+++ Provided data

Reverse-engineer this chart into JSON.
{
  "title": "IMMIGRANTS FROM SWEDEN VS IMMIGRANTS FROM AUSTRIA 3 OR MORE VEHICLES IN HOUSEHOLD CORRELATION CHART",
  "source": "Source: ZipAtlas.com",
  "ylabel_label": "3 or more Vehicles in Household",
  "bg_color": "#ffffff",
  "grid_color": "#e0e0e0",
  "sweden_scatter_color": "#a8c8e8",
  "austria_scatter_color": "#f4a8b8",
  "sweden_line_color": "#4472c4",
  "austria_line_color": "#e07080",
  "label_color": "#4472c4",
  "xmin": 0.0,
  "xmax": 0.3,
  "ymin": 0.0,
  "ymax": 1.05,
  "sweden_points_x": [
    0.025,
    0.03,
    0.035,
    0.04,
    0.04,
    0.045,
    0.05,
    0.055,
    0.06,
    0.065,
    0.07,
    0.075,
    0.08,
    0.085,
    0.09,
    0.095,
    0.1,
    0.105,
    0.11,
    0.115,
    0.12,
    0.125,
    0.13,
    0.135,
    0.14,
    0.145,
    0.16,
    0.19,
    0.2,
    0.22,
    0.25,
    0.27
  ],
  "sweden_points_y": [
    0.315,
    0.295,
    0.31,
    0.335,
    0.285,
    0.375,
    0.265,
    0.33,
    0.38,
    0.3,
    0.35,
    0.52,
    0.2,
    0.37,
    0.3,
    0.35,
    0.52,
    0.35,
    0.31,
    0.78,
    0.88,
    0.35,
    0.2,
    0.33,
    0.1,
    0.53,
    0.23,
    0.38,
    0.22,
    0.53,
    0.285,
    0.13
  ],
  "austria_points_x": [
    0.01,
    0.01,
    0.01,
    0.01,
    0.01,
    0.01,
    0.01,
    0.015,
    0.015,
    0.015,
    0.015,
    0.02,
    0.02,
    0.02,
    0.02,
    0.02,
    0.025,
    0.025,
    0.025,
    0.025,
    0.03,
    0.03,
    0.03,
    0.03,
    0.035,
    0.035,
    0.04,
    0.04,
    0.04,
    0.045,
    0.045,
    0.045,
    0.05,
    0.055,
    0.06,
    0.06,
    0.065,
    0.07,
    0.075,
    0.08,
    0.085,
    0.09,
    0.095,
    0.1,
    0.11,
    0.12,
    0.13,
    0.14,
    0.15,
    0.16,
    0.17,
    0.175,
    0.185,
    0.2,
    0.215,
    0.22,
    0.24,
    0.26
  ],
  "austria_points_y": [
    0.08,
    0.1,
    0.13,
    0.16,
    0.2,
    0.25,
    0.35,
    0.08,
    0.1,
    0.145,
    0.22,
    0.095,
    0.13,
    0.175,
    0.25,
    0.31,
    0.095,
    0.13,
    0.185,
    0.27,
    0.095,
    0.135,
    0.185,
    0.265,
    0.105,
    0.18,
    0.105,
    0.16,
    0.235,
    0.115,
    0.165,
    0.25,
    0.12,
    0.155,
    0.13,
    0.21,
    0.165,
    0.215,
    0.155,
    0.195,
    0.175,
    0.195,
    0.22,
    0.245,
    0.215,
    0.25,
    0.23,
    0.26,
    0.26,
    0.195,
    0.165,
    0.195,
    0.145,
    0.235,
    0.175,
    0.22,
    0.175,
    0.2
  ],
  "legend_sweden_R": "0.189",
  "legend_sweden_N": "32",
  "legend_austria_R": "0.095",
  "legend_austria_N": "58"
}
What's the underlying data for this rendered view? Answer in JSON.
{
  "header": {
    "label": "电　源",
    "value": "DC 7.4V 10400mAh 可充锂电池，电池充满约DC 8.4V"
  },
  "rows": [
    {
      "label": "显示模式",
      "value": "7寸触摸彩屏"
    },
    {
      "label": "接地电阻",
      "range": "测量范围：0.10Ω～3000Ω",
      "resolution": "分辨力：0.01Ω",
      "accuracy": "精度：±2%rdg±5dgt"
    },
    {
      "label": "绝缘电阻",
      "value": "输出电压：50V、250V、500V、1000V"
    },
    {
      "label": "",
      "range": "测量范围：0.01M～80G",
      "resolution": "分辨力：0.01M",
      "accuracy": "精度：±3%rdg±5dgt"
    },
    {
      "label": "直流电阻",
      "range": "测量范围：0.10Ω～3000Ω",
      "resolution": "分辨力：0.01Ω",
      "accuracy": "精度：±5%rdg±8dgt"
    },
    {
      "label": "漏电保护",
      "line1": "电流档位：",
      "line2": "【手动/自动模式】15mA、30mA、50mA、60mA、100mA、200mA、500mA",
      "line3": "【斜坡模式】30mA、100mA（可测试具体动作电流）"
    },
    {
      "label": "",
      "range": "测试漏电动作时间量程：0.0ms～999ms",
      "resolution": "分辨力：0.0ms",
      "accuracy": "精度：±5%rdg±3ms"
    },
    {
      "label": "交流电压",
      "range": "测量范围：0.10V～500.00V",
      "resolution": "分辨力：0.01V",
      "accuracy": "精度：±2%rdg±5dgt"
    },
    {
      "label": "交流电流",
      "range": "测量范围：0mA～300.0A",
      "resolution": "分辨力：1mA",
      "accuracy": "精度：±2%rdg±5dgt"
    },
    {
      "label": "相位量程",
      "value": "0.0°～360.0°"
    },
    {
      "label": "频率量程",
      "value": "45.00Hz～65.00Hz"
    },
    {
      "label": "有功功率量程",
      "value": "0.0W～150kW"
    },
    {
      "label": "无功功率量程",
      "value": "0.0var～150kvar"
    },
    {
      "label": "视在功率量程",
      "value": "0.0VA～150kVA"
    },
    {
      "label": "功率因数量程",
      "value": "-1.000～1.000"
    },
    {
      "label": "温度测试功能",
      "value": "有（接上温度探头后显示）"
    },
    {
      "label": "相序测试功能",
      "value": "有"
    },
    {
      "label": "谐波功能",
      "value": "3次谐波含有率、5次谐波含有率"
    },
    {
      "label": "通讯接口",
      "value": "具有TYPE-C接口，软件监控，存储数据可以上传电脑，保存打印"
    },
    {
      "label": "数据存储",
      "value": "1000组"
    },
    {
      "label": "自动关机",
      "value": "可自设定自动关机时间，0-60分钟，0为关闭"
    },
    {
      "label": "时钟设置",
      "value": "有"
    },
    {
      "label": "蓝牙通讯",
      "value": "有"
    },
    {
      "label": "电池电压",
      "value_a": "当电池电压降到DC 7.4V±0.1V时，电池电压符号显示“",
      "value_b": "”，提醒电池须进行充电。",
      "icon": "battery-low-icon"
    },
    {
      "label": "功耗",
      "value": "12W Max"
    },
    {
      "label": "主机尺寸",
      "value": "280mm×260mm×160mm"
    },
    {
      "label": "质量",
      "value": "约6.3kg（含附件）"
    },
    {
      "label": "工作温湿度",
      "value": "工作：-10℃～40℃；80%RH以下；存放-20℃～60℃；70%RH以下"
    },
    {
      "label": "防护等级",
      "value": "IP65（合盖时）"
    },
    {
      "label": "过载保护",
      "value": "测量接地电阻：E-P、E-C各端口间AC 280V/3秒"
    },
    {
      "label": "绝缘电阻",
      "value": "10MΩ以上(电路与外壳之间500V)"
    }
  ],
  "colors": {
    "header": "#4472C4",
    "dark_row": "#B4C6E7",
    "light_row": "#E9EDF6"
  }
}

++++++
+++ Provided data

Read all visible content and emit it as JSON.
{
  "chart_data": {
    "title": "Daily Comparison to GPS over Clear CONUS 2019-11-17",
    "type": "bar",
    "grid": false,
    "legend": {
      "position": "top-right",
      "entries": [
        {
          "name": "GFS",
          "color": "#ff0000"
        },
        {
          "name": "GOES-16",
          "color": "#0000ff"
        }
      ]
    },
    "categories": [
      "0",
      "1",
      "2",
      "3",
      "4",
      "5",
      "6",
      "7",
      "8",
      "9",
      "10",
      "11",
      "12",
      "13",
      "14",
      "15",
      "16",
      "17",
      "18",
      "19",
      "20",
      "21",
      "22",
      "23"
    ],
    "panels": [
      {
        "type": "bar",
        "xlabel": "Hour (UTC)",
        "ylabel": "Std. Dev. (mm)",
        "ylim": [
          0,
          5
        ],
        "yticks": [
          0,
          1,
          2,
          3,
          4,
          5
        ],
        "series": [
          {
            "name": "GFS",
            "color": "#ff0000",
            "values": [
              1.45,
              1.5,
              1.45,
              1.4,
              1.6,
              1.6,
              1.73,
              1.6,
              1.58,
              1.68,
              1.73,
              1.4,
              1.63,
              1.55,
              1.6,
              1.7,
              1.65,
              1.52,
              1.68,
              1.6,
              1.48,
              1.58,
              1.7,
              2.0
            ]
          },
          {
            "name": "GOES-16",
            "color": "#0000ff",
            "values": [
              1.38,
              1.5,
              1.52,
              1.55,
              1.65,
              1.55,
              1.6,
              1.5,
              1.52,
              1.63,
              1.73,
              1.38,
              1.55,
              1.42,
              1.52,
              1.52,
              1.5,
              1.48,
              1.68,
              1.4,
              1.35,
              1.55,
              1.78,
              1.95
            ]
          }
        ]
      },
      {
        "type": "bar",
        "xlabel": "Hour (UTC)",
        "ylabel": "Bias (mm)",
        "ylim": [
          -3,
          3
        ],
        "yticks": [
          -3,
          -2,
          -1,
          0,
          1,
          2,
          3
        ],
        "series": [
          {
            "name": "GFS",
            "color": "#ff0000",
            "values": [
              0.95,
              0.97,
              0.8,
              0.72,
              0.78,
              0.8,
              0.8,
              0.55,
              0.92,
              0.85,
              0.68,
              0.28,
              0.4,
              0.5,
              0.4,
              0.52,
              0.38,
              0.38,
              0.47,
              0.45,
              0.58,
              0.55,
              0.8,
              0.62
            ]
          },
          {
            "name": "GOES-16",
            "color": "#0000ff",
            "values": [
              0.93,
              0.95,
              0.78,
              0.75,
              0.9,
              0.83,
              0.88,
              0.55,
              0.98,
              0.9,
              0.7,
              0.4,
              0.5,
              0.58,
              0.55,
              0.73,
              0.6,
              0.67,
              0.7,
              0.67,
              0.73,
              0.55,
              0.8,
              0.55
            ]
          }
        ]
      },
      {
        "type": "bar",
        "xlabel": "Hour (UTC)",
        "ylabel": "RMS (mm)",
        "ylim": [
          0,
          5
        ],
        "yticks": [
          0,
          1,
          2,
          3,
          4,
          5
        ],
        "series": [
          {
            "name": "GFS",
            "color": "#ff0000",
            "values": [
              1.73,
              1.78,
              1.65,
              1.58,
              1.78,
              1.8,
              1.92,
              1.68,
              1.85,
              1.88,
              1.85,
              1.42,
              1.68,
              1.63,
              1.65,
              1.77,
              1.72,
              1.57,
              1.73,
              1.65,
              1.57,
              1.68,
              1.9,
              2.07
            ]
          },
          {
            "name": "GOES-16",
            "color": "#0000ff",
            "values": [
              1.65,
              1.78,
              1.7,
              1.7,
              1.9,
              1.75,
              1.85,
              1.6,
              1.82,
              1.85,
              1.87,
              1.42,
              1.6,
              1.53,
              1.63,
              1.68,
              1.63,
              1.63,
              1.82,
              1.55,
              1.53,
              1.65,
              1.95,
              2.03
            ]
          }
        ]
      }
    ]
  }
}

++++++
+++ Provided data

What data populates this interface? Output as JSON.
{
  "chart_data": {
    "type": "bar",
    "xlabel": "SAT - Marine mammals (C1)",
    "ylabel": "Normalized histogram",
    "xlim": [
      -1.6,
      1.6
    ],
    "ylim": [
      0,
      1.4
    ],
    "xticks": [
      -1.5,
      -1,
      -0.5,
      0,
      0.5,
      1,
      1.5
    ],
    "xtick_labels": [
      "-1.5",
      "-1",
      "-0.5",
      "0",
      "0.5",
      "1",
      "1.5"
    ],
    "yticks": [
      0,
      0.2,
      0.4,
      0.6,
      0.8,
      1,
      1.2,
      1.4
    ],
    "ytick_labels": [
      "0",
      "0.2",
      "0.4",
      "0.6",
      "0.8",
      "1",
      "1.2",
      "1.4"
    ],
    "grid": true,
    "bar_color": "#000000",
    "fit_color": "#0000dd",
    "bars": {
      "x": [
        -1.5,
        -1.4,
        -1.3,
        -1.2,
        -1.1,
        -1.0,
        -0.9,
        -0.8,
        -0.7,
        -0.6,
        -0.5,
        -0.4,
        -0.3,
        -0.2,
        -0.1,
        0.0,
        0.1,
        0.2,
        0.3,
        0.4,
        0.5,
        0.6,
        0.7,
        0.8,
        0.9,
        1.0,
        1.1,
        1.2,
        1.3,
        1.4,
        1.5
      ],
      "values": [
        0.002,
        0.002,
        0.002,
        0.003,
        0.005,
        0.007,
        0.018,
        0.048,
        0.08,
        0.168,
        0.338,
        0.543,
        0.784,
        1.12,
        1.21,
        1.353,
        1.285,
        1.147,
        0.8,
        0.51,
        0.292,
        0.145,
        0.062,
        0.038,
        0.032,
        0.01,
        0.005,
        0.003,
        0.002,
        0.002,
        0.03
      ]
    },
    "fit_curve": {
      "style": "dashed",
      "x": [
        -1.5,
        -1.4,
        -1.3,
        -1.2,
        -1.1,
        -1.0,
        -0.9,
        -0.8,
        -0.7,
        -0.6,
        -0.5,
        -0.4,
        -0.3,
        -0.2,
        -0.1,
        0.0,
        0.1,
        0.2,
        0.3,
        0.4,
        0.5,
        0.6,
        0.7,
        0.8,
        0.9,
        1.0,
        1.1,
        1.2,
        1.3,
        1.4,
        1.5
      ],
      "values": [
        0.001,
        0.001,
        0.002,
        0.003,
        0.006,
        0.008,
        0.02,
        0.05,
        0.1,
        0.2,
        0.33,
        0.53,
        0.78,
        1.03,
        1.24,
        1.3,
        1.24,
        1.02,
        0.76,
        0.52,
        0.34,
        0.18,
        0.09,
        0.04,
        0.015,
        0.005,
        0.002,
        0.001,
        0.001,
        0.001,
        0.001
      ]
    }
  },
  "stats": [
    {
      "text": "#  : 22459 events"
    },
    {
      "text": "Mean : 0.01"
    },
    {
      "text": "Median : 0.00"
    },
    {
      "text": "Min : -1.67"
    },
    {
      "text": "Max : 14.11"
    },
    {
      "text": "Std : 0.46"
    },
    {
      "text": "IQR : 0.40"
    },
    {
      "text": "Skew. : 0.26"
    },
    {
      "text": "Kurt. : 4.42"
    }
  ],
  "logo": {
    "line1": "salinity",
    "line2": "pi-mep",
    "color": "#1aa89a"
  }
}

++++++

■ Work required: For the records above, state how many lines include the string "this", giving the number and nothing else.

■ Exercise output: 3